Exercise description
Check each line for the string "пештоғи". Give only the count of lines that have it.
··· Provided data ···
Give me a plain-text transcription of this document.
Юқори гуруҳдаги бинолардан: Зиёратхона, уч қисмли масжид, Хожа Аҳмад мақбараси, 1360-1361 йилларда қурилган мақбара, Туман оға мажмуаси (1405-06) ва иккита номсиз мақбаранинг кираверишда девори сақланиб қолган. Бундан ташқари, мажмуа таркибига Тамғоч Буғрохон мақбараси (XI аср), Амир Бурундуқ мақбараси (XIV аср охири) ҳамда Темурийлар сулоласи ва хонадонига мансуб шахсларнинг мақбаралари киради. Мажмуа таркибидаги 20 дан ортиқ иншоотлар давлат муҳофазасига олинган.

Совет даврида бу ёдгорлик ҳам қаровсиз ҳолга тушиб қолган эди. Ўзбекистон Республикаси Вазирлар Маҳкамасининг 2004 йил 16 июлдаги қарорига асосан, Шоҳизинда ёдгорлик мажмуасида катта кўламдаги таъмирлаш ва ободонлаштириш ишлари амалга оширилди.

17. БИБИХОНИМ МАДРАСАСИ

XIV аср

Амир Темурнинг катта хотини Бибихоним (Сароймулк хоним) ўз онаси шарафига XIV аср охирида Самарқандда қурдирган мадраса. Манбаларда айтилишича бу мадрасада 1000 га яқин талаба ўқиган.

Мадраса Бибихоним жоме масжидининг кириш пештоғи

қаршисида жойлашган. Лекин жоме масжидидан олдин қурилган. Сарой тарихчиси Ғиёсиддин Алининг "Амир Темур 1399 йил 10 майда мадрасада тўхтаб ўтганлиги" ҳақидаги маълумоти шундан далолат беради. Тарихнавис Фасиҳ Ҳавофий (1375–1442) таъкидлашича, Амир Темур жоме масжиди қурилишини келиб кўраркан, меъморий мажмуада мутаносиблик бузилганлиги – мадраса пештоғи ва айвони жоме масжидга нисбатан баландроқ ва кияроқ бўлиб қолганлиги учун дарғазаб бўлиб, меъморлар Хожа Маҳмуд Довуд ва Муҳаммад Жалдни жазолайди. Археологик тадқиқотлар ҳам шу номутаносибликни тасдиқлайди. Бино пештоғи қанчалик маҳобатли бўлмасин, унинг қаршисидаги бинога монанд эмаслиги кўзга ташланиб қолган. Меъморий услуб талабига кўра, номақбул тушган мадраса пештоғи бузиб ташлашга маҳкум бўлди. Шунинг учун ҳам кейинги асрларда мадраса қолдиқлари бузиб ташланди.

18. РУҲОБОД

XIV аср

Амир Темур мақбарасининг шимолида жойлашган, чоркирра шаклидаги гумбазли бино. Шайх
···
The solution
2